What is asked: Give only the number of lines in the records that include the string "Hücre".

Material for this exercise:

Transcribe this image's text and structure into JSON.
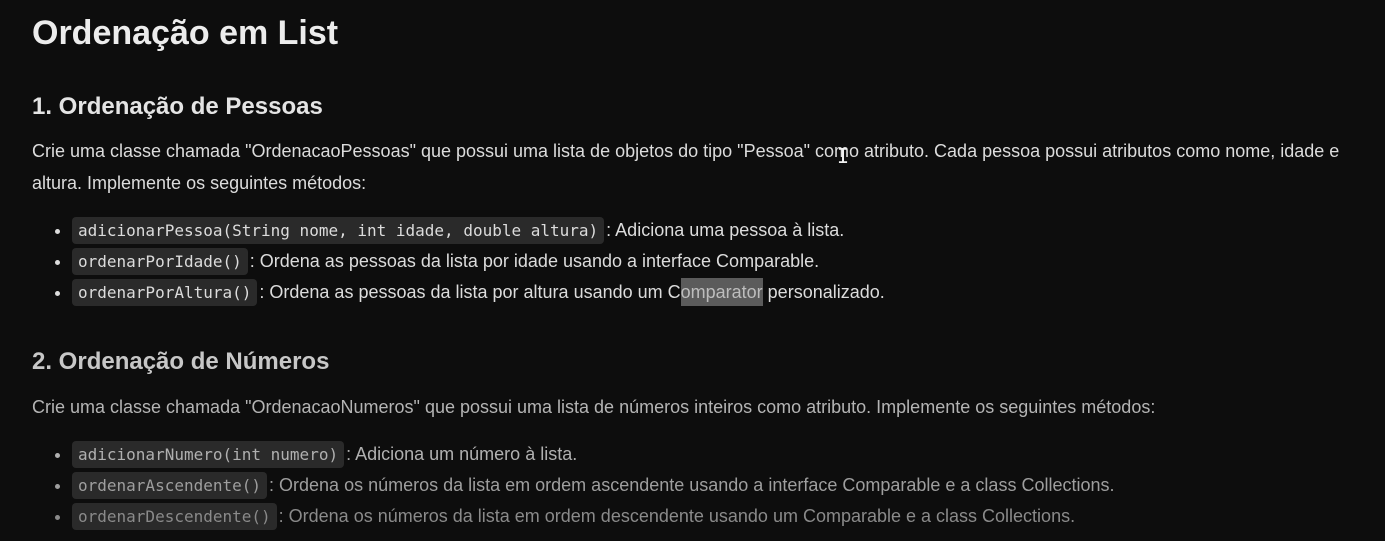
{
  "title": "Ordenação em List",
  "section1": {
    "heading": "1. Ordenação de Pessoas",
    "description": "Crie uma classe chamada \"OrdenacaoPessoas\" que possui uma lista de objetos do tipo \"Pessoa\" como atributo. Cada pessoa possui atributos como nome, idade e altura. Implemente os seguintes métodos:",
    "items": [
      {
        "code": "adicionarPessoa(String nome, int idade, double altura)",
        "text": ": Adiciona uma pessoa à lista."
      },
      {
        "code": "ordenarPorIdade()",
        "text": ": Ordena as pessoas da lista por idade usando a interface Comparable."
      },
      {
        "code": "ordenarPorAltura()",
        "text_before": ": Ordena as pessoas da lista por altura usando um C",
        "highlighted": "omparator",
        "text_after": " personalizado."
      }
    ]
  },
  "section2": {
    "heading": "2. Ordenação de Números",
    "description": "Crie uma classe chamada \"OrdenacaoNumeros\" que possui uma lista de números inteiros como atributo. Implemente os seguintes métodos:",
    "items": [
      {
        "code": "adicionarNumero(int numero)",
        "text": ": Adiciona um número à lista."
      },
      {
        "code": "ordenarAscendente()",
        "text": ": Ordena os números da lista em ordem ascendente usando a interface Comparable e a class Collections."
      },
      {
        "code": "ordenarDescendente()",
        "text": ": Ordena os números da lista em ordem descendente usando um Comparable e a class Collections."
      }
    ]
  },
  "cursor_icon": "text-cursor-icon"
}
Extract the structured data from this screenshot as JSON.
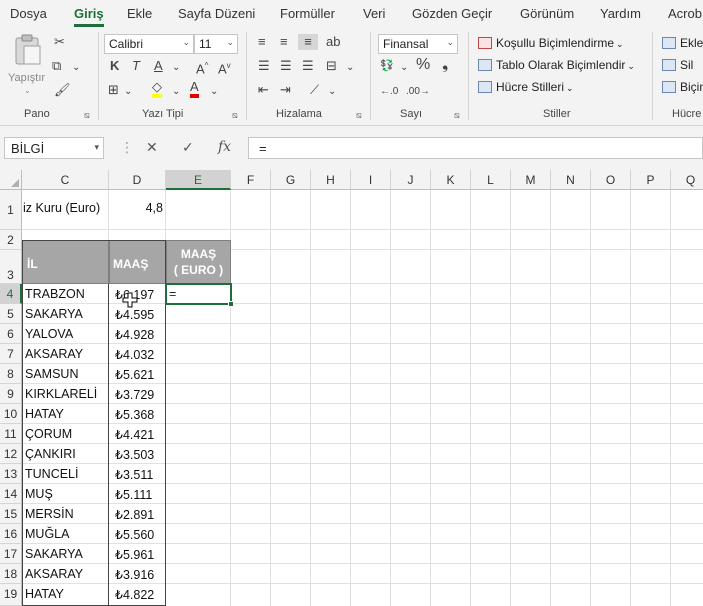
{
  "menu": {
    "tabs": [
      "Dosya",
      "Giriş",
      "Ekle",
      "Sayfa Düzeni",
      "Formüller",
      "Veri",
      "Gözden Geçir",
      "Görünüm",
      "Yardım",
      "Acrob"
    ],
    "active": "Giriş"
  },
  "ribbon": {
    "paste_label": "Yapıştır",
    "font_name": "Calibri",
    "font_size": "11",
    "bold": "K",
    "italic": "T",
    "underline": "A",
    "grow_font": "A",
    "shrink_font": "A",
    "number_format": "Finansal",
    "percent": "%",
    "comma": "❟",
    "styles": {
      "conditional": "Koşullu Biçimlendirme",
      "table": "Tablo Olarak Biçimlendir",
      "cell_styles": "Hücre Stilleri"
    },
    "cells": {
      "insert": "Ekle",
      "delete": "Sil",
      "format": "Biçim"
    },
    "groups": {
      "clipboard": "Pano",
      "font": "Yazı Tipi",
      "alignment": "Hizalama",
      "number": "Sayı",
      "styles": "Stiller",
      "cells": "Hücre"
    }
  },
  "formula_bar": {
    "name_box": "BİLGİ",
    "formula": "="
  },
  "grid": {
    "columns": [
      "C",
      "D",
      "E",
      "F",
      "G",
      "H",
      "I",
      "J",
      "K",
      "L",
      "M",
      "N",
      "O",
      "P",
      "Q"
    ],
    "selected_column": "E",
    "rows": [
      "1",
      "2",
      "3",
      "4",
      "5",
      "6",
      "7",
      "8",
      "9",
      "10",
      "11",
      "12",
      "13",
      "14",
      "15",
      "16",
      "17",
      "18",
      "19"
    ],
    "selected_row": "4",
    "rate_label": "iz Kuru (Euro)",
    "rate_value": "4,8",
    "header_il": "İL",
    "header_maas": "MAAŞ",
    "header_maas_euro_1": "MAAŞ",
    "header_maas_euro_2": "( EURO )",
    "active_cell_value": "=",
    "data": [
      {
        "il": "TRABZON",
        "maas": "₺6.197"
      },
      {
        "il": "SAKARYA",
        "maas": "₺4.595"
      },
      {
        "il": "YALOVA",
        "maas": "₺4.928"
      },
      {
        "il": "AKSARAY",
        "maas": "₺4.032"
      },
      {
        "il": "SAMSUN",
        "maas": "₺5.621"
      },
      {
        "il": "KIRKLARELİ",
        "maas": "₺3.729"
      },
      {
        "il": "HATAY",
        "maas": "₺5.368"
      },
      {
        "il": "ÇORUM",
        "maas": "₺4.421"
      },
      {
        "il": "ÇANKIRI",
        "maas": "₺3.503"
      },
      {
        "il": "TUNCELİ",
        "maas": "₺3.511"
      },
      {
        "il": "MUŞ",
        "maas": "₺5.111"
      },
      {
        "il": "MERSİN",
        "maas": "₺2.891"
      },
      {
        "il": "MUĞLA",
        "maas": "₺5.560"
      },
      {
        "il": "SAKARYA",
        "maas": "₺5.961"
      },
      {
        "il": "AKSARAY",
        "maas": "₺3.916"
      },
      {
        "il": "HATAY",
        "maas": "₺4.822"
      }
    ]
  },
  "colors": {
    "accent": "#1e6e3c",
    "header_fill": "#a6a6a6"
  }
}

In response: 2